• What this task involves
Output each entry that follows exactly. Images stay out.
--- start Dataset rows ---
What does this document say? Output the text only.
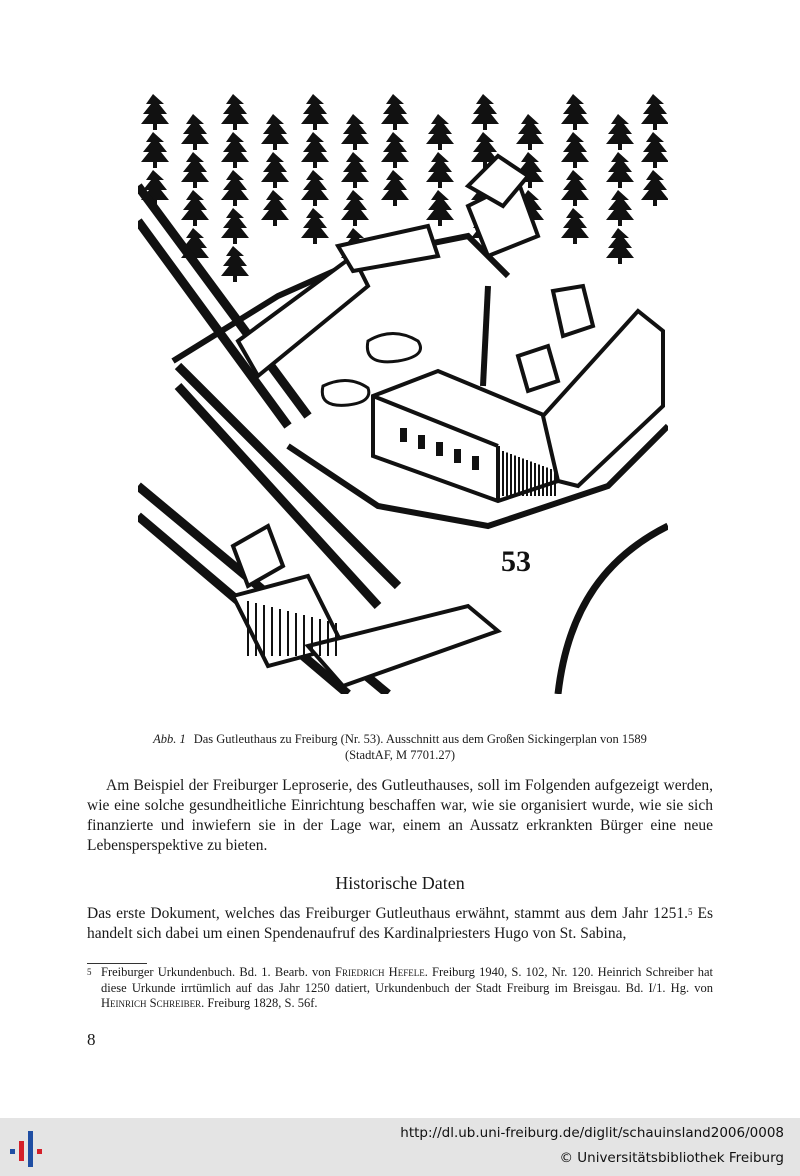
53
Abb. 1 Das Gutleuthaus zu Freiburg (Nr. 53). Ausschnitt aus dem Großen Sickingerplan von 1589
(StadtAF, M 7701.27)
Am Beispiel der Freiburger Leproserie, des Gutleuthauses, soll im Folgenden aufgezeigt werden, wie eine solche gesundheitliche Einrichtung beschaffen war, wie sie organisiert wurde, wie sie sich finanzierte und inwiefern sie in der Lage war, einem an Aussatz erkrankten Bürger eine neue Lebensperspektive zu bieten.
Historische Daten
Das erste Dokument, welches das Freiburger Gutleuthaus erwähnt, stammt aus dem Jahr 1251.$^5$ Es handelt sich dabei um einen Spendenaufruf des Kardinalpriesters Hugo von St. Sabina,
5 Freiburger Urkundenbuch. Bd. 1. Bearb. von Friedrich Hefele. Freiburg 1940, S. 102, Nr. 120. Heinrich Schreiber hat diese Urkunde irrtümlich auf das Jahr 1250 datiert, Urkundenbuch der Stadt Freiburg im Breisgau. Bd. I/1. Hg. von Heinrich Schreiber. Freiburg 1828, S. 56f.
8
http://dl.ub.uni-freiburg.de/diglit/schauinsland2006/0008
© Universitätsbibliothek Freiburg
--- end Dataset rows ---
• Task answer
What does this document say? Output the text only.
53
Abb. 1 Das Gutleuthaus zu Freiburg (Nr. 53). Ausschnitt aus dem Großen Sickingerplan von 1589
(StadtAF, M 7701.27)
Am Beispiel der Freiburger Leproserie, des Gutleuthauses, soll im Folgenden aufgezeigt werden, wie eine solche gesundheitliche Einrichtung beschaffen war, wie sie organisiert wurde, wie sie sich finanzierte und inwiefern sie in der Lage war, einem an Aussatz erkrankten Bürger eine neue Lebensperspektive zu bieten.
Historische Daten
Das erste Dokument, welches das Freiburger Gutleuthaus erwähnt, stammt aus dem Jahr 1251.$^5$ Es handelt sich dabei um einen Spendenaufruf des Kardinalpriesters Hugo von St. Sabina,
5 Freiburger Urkundenbuch. Bd. 1. Bearb. von Friedrich Hefele. Freiburg 1940, S. 102, Nr. 120. Heinrich Schreiber hat diese Urkunde irrtümlich auf das Jahr 1250 datiert, Urkundenbuch der Stadt Freiburg im Breisgau. Bd. I/1. Hg. von Heinrich Schreiber. Freiburg 1828, S. 56f.
8
http://dl.ub.uni-freiburg.de/diglit/schauinsland2006/0008
© Universitätsbibliothek Freiburg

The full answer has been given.